*Brief:*
In the column below on Pennsylvania lawmakers' per diems, recast the paragraph that opens with "They're tax-free payments" as a brief bulleted list that keeps its main facts.

*Selected passage:*
▼

Oh, how our lawmakers care for themselves

Posted: August 20, 2013

I'LL ADMIT IT. I get tired of telling you how awful your Legislature is.

How it's an offense to decency and democracy, a swamp of self-interest, a skid mark on the porcelain of Pennsylvania.

You already know it's too big, costs too much and is filled with greedy, overperked people doing little or nothing for the city or the state.

And if it isn't busy sneaking pay raises or holding farewell soirees for colleagues headed to prison, it's hiding from problems like roads and bridges, pension reform, any reform, Philly schools, you name it.

It doesn't change. It doesn't get better. And it gets old.

But every time I try to stay away, something pulls me back in.

This time, it's a report in the Pittsburgh Tribune-Review on one of my favorite abuses: the per-diem program.

You remember per diems, right?

They're tax-free payments of up to $185 a day that lawmakers get on top of salary (base pay is $83,800; leaders get $130,800) if they show up for work or claim to.

They get such payments whether the Legislature is in session or not.

They're supposed to be for legitimate meal and lodging expenses but require no receipts, no proof at all that they're actually used for that purpose.

Imagine any employer anywhere passing out expense checks with no evidence of expenses.

Yet, your Legislature does month after month, year after year, no questions asked.

There's no limit to the number of days lawmakers can get per diems.

Did I mention they're tax-free?

The Tribune-Review reports on payments during 2011 and 2012 just for days the Legislature was not in session.

The total is $1.3 million or, as the newspaper notes, a year's worth of income taxes from more than 900 average Pennsylvania wage earners.

The top taker, no surprise, was Philadelphia Democrat Mark Cohen: more than $38,000 for nonsession days, including all seven days of a week one July right after the Legislature left for summer.

▲

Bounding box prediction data
▼

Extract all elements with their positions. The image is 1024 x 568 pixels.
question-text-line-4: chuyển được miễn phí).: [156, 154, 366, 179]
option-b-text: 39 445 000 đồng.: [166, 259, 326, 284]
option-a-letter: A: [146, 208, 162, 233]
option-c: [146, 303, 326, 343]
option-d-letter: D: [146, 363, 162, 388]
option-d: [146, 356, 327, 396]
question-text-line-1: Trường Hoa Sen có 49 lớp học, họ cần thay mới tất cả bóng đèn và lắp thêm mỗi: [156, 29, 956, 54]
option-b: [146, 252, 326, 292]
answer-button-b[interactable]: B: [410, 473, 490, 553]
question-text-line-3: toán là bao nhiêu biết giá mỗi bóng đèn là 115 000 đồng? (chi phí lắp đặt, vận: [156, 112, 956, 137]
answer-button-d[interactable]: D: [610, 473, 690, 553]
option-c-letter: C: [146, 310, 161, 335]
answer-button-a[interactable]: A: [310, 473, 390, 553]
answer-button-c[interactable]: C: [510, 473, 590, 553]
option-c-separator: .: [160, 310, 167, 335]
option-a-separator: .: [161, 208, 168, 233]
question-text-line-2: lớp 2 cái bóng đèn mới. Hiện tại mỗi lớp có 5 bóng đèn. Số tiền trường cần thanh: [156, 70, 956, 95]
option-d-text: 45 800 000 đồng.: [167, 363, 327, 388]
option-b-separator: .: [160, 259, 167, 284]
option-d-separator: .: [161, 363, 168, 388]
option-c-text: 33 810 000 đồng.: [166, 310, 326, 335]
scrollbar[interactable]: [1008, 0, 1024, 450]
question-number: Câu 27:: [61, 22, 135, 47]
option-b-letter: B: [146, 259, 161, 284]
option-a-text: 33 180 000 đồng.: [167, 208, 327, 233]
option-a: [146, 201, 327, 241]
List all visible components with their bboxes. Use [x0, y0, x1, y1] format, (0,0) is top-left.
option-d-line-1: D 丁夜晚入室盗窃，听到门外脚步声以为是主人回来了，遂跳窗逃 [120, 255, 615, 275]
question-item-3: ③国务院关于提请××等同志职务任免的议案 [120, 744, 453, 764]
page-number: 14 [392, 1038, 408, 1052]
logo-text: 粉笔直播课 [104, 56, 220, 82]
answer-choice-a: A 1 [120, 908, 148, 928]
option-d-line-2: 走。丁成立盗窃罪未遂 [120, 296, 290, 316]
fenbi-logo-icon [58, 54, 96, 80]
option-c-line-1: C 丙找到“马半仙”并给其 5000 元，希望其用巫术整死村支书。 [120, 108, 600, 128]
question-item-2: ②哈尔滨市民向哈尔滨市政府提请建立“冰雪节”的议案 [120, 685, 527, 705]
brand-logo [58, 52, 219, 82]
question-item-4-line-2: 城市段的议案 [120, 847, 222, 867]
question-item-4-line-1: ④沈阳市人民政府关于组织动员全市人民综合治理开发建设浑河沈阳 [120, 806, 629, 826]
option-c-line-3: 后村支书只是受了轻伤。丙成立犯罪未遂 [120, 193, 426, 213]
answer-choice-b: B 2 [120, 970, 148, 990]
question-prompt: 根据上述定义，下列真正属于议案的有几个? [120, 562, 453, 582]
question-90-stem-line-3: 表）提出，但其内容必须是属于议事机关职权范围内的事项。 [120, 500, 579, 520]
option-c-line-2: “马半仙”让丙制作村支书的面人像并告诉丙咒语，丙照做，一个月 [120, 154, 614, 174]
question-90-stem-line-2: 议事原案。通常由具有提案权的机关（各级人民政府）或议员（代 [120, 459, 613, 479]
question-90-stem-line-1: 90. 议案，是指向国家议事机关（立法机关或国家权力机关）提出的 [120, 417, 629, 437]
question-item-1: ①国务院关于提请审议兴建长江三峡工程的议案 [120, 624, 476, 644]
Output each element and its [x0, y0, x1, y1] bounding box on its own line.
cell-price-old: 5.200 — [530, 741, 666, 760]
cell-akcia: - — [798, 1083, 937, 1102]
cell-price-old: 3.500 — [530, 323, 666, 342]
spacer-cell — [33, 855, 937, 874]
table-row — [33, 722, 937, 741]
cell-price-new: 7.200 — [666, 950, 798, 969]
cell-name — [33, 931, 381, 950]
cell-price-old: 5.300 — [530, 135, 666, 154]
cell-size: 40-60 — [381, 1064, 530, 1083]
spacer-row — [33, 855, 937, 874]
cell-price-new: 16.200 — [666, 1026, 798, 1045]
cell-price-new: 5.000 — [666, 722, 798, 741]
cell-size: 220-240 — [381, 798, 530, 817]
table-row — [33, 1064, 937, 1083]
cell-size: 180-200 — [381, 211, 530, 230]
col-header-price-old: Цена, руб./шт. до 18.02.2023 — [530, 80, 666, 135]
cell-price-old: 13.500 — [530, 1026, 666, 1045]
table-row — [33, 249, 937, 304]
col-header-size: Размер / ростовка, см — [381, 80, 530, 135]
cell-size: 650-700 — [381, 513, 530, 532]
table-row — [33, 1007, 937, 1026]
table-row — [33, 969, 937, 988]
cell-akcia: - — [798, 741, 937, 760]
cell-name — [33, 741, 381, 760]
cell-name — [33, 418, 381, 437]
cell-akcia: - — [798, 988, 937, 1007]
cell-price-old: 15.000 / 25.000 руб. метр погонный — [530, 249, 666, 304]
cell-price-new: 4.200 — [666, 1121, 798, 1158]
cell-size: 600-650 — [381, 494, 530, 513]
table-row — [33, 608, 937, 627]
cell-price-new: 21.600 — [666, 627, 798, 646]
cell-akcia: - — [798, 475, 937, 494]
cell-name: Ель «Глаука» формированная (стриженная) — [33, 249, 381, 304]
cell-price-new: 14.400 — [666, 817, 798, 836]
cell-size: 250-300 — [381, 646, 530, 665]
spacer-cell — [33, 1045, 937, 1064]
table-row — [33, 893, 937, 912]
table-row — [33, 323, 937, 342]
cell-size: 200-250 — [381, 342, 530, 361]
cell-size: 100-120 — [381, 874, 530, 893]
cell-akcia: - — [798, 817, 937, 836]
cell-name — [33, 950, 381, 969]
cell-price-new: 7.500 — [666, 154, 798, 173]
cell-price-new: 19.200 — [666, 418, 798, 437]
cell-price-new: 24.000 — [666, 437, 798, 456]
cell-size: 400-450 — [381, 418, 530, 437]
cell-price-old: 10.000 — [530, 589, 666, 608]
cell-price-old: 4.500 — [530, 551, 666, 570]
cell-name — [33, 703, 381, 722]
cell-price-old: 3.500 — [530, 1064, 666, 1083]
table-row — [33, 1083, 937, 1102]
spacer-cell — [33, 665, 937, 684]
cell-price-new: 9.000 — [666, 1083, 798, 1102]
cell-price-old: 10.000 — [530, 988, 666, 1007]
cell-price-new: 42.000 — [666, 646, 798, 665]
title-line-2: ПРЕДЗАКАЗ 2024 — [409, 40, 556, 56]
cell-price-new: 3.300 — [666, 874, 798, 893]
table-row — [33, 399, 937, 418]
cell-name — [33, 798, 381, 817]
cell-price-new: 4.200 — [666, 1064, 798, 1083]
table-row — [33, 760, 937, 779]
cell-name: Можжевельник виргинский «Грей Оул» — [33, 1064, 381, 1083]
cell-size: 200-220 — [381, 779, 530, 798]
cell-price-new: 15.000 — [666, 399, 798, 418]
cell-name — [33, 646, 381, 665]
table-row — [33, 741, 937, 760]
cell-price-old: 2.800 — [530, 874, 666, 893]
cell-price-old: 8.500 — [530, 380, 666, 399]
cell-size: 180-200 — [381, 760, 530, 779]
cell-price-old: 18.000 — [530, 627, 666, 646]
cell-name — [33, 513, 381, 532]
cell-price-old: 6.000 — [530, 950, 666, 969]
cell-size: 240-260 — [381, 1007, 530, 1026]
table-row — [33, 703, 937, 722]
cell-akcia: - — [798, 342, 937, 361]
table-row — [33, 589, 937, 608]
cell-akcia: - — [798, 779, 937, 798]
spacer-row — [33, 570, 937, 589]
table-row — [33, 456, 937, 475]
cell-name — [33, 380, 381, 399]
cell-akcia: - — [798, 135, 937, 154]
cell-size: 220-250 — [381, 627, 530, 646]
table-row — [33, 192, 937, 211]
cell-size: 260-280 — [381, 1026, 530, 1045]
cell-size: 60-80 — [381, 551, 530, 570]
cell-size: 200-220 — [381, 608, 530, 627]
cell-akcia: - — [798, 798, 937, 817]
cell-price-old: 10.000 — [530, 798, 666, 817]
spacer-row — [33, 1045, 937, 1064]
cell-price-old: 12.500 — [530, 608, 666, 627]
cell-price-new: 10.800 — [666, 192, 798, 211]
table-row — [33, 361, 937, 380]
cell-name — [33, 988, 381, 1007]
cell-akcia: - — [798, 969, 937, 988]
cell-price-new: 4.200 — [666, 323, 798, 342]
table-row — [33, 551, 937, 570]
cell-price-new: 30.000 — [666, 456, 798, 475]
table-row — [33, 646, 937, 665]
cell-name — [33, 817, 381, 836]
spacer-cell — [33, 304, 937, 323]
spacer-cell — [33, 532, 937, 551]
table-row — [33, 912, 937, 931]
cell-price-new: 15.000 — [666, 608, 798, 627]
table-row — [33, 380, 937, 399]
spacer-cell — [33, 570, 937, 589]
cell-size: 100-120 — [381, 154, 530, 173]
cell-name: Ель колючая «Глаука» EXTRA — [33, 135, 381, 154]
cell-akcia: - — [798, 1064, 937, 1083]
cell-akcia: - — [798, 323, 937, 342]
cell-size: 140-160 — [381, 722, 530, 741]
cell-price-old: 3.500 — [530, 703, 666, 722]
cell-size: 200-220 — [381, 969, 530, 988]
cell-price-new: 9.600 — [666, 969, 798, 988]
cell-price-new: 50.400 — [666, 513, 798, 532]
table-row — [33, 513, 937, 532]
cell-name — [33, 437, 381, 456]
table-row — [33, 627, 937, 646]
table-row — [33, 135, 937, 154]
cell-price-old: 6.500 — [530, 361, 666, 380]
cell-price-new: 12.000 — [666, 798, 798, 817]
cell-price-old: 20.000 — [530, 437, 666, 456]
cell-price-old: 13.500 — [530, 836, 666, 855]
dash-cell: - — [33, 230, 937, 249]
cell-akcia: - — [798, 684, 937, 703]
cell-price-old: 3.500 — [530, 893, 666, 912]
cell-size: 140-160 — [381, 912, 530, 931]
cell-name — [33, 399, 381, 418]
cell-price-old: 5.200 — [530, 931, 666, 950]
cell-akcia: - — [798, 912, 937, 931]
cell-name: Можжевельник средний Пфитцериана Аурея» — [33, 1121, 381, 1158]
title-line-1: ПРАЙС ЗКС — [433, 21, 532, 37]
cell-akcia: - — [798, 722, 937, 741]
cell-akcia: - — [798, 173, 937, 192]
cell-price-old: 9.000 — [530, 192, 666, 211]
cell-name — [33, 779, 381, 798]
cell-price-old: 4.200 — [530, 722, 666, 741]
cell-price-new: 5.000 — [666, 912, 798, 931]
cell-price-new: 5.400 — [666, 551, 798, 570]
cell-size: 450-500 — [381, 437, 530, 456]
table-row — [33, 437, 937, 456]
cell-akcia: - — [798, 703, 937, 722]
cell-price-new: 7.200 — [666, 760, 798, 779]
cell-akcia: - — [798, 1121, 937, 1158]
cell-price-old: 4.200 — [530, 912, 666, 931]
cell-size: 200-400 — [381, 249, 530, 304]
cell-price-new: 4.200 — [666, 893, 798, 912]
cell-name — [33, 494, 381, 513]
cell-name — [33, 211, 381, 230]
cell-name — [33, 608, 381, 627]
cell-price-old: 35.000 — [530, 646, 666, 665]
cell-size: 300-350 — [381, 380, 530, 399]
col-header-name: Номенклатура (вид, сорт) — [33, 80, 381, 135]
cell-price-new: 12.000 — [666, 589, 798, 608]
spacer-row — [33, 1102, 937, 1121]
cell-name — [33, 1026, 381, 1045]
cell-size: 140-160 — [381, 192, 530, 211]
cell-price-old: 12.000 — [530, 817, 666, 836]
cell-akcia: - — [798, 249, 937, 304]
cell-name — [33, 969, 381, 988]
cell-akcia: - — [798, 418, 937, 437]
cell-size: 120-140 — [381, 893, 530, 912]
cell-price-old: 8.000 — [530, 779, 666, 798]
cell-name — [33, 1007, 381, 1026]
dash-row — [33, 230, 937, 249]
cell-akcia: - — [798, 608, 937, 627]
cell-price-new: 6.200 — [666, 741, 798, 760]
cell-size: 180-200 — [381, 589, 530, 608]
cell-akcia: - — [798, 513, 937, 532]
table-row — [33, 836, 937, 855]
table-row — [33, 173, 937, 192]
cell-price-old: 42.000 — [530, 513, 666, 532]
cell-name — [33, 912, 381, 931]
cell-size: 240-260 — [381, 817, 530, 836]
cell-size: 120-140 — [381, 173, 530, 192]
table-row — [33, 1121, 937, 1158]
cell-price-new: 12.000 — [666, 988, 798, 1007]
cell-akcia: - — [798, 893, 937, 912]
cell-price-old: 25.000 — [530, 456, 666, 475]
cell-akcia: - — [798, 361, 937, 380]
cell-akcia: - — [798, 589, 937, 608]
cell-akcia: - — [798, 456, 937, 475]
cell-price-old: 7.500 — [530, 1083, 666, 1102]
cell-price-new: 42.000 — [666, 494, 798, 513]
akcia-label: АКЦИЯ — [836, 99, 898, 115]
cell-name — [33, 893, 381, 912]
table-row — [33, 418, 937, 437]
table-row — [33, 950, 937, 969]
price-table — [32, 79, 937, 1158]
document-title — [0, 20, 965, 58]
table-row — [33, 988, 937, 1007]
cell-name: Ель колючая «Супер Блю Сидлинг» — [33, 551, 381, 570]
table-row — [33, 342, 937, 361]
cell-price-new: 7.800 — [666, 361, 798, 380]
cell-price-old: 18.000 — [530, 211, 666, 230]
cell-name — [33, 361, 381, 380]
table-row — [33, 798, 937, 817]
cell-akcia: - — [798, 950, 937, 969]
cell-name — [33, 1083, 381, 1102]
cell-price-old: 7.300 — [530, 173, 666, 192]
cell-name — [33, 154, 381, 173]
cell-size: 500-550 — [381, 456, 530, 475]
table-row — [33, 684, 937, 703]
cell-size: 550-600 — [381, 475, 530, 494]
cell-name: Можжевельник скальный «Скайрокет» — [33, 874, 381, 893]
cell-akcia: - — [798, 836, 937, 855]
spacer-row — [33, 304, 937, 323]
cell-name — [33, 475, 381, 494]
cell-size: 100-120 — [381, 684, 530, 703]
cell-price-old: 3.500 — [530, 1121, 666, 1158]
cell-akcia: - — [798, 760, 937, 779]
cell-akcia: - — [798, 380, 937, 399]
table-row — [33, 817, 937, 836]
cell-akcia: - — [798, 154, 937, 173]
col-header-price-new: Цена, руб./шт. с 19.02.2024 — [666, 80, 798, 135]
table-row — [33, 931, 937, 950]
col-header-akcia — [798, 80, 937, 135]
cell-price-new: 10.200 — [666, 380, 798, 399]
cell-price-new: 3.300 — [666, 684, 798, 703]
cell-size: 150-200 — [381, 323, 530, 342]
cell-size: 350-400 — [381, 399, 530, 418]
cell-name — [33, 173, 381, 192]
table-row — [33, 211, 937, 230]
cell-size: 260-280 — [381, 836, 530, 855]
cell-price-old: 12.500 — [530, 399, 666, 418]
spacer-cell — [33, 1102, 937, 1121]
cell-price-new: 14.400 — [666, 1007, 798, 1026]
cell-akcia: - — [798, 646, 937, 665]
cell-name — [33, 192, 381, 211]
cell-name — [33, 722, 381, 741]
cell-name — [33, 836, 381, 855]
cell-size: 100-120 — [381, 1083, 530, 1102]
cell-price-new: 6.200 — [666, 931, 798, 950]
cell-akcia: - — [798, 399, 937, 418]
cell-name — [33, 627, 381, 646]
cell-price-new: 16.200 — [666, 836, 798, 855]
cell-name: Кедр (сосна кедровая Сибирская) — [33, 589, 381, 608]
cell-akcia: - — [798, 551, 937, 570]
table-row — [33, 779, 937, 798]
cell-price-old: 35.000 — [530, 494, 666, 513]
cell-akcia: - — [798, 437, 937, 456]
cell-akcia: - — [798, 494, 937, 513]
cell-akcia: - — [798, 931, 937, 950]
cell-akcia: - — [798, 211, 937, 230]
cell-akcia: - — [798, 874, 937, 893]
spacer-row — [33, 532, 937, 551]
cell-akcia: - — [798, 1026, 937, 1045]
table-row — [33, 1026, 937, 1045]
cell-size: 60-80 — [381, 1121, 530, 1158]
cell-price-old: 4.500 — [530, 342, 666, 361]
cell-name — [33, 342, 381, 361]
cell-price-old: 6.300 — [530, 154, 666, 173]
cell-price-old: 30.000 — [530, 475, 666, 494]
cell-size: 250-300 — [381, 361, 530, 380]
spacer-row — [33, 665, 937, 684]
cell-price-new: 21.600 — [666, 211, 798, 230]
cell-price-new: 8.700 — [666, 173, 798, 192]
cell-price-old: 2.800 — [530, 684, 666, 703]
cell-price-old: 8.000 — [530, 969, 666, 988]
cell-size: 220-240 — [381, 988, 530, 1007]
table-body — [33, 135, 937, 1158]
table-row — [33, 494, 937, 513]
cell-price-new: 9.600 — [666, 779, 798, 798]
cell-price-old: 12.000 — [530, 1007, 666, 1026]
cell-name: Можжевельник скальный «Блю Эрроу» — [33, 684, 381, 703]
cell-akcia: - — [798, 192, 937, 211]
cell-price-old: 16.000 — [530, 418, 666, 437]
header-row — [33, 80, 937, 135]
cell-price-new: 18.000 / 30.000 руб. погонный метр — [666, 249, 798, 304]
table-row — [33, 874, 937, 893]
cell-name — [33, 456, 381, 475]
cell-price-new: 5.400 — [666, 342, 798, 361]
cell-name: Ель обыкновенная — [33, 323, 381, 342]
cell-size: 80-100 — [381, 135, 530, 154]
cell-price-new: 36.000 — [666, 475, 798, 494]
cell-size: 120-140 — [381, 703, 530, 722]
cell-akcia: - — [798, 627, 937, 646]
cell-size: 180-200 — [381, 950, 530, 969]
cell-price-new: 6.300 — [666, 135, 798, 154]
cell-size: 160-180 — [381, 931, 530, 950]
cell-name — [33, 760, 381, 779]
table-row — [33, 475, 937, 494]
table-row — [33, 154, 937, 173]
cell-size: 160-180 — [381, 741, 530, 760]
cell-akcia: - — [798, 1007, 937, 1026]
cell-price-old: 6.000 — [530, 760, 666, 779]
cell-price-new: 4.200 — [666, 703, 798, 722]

▲

*Exercise solution:*
- Per diems are tax-free payments of up to $185 a day.
- Lawmakers get them on top of salary.
- Base pay is $83,800, and leaders get $130,800.
- They are paid if lawmakers show up for work or claim to.